Data entries for graphics
▼
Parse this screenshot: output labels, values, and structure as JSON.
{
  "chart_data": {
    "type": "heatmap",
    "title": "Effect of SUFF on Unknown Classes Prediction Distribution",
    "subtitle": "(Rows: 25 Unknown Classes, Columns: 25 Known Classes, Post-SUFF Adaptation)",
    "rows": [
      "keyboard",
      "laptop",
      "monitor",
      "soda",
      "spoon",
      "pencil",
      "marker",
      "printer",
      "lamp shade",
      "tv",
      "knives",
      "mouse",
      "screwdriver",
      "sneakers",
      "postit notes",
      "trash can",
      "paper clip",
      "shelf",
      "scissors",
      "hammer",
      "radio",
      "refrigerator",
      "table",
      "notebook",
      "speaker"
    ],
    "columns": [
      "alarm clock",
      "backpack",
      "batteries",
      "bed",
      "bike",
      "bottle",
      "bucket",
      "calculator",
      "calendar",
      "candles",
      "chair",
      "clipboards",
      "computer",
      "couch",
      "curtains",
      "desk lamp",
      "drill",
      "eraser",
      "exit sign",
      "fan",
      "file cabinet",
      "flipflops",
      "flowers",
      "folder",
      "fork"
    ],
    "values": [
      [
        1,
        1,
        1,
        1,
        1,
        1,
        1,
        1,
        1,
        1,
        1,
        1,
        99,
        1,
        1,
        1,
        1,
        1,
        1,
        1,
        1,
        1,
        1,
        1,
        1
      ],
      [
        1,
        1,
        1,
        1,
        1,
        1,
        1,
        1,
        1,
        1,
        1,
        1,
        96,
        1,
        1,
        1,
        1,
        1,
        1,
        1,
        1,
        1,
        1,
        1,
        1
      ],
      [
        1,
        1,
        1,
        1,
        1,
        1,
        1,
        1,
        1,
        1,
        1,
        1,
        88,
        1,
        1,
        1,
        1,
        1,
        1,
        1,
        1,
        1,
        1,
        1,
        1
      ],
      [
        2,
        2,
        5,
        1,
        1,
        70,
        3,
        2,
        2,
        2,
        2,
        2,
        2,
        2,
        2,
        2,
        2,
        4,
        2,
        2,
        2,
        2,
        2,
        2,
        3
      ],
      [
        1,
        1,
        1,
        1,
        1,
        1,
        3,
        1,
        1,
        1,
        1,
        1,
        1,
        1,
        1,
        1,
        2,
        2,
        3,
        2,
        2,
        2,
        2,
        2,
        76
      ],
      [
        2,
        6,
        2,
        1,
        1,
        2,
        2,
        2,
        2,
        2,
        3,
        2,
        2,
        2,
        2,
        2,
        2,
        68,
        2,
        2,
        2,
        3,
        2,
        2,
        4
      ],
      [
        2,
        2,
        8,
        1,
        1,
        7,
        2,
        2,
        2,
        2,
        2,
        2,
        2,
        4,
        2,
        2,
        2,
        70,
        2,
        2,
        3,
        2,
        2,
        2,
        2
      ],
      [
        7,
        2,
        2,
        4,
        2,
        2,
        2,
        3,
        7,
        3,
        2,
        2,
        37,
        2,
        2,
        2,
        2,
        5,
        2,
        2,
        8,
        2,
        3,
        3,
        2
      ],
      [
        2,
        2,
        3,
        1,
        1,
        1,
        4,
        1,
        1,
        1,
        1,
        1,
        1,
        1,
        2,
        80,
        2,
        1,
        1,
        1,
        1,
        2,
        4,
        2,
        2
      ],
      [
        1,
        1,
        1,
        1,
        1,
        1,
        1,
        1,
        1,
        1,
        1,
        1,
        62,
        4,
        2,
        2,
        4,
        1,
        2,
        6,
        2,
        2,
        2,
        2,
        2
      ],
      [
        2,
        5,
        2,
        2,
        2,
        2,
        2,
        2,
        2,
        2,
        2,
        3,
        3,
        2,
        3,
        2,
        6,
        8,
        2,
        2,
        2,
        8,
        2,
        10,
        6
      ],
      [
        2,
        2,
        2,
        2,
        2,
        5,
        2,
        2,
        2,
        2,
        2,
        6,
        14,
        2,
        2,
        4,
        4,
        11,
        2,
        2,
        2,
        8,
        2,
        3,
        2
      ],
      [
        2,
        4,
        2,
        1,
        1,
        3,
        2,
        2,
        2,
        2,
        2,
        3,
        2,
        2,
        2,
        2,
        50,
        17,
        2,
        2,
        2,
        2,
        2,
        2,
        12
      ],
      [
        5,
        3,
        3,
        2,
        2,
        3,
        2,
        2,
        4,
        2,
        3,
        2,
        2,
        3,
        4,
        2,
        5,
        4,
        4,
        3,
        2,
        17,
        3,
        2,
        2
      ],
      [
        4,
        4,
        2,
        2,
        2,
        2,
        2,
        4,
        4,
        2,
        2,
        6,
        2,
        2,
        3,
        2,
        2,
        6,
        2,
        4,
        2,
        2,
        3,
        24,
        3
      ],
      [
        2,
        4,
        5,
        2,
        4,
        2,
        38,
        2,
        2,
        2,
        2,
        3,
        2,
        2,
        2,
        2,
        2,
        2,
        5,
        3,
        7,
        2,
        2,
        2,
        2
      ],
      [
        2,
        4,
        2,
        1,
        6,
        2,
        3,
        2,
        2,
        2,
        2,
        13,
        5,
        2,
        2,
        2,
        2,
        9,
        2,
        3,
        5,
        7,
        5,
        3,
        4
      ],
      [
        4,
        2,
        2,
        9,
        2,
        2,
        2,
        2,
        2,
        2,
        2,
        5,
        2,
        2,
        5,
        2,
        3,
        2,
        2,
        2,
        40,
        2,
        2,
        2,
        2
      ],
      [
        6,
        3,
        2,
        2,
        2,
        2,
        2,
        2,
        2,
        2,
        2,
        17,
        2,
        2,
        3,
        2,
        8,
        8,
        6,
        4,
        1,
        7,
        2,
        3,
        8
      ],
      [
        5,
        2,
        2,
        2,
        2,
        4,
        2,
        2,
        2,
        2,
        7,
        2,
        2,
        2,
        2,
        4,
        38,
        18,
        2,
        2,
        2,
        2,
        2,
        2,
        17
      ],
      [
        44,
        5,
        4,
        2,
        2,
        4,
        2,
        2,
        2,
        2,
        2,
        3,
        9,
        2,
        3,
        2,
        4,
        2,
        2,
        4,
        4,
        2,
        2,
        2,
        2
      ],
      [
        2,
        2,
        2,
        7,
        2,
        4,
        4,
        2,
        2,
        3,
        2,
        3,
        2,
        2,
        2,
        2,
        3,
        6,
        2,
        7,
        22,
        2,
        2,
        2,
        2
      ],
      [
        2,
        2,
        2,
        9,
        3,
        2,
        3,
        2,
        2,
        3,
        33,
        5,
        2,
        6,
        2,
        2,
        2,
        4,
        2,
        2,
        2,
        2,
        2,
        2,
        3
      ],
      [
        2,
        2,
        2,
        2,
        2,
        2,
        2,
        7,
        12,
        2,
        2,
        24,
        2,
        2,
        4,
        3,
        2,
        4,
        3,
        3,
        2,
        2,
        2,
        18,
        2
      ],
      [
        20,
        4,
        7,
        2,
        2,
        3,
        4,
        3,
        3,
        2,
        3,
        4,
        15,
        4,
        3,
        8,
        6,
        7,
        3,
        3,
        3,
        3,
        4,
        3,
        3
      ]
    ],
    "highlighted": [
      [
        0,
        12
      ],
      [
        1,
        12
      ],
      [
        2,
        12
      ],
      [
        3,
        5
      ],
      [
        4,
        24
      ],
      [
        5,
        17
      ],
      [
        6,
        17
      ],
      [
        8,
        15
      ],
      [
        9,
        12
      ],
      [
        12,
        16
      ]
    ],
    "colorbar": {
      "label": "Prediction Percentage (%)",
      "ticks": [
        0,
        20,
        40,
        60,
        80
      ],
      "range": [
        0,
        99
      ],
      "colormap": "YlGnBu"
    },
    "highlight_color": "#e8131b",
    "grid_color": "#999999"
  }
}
▲
§ **PROBLEM STATEMENT**: Which lines include the word "Prediction"? Copy every one of them.

§ **ANSWER TO THIS TASK**:
    "title": "Effect of SUFF on Unknown Classes Prediction Distribution",
      "label": "Prediction Percentage (%)",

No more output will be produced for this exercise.